> **PROVIDED RECORDS**:
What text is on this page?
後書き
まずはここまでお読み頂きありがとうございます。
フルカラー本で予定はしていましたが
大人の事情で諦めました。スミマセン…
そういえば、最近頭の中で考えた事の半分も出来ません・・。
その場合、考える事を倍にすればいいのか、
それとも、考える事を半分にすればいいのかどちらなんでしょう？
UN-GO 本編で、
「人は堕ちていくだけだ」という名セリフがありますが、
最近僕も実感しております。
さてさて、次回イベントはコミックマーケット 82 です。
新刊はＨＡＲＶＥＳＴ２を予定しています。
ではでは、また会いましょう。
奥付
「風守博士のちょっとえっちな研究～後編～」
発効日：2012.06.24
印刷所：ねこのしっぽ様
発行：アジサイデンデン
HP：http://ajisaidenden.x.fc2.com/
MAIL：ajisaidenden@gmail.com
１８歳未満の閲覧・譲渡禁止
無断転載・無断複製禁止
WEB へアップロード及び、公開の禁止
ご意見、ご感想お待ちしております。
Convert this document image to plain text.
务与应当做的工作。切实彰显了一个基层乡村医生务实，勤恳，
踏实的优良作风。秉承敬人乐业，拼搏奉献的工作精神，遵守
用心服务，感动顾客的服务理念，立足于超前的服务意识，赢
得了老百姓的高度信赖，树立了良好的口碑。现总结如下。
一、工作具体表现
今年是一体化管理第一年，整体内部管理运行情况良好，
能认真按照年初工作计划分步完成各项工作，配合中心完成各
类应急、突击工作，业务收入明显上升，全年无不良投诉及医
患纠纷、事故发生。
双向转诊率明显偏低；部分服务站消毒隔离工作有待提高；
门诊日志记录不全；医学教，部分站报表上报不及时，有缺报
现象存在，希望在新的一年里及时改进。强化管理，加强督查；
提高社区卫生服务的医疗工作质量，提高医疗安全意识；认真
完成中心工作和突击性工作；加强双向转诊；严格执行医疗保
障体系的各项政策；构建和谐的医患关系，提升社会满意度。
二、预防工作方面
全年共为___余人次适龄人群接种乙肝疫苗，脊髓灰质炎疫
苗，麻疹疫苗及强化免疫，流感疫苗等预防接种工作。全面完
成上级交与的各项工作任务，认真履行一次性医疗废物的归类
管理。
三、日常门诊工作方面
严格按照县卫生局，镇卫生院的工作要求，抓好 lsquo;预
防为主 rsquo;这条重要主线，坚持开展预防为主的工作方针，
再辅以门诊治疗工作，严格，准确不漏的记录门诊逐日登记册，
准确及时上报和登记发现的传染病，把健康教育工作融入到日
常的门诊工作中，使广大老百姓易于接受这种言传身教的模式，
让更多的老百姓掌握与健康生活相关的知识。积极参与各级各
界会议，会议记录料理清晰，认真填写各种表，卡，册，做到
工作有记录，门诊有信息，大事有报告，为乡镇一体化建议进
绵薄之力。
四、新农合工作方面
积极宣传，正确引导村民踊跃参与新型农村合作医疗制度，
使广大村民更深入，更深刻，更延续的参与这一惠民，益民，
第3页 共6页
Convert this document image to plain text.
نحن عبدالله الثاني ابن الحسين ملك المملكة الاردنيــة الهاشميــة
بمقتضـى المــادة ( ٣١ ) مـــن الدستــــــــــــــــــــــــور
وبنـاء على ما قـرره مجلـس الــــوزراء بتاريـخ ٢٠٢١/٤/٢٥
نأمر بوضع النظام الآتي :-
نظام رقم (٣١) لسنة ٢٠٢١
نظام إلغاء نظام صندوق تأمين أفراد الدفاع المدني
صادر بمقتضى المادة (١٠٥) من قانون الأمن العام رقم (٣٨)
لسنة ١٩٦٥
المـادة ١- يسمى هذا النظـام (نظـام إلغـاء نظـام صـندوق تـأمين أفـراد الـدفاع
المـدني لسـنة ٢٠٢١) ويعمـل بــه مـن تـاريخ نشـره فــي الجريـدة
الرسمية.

> **TASK TO CARRY OUT**:
List the lines of the entries that include "ajisaidenden".

> **REPLY**:
HP：http://ajisaidenden.x.fc2.com/
MAIL：ajisaidenden@gmail.com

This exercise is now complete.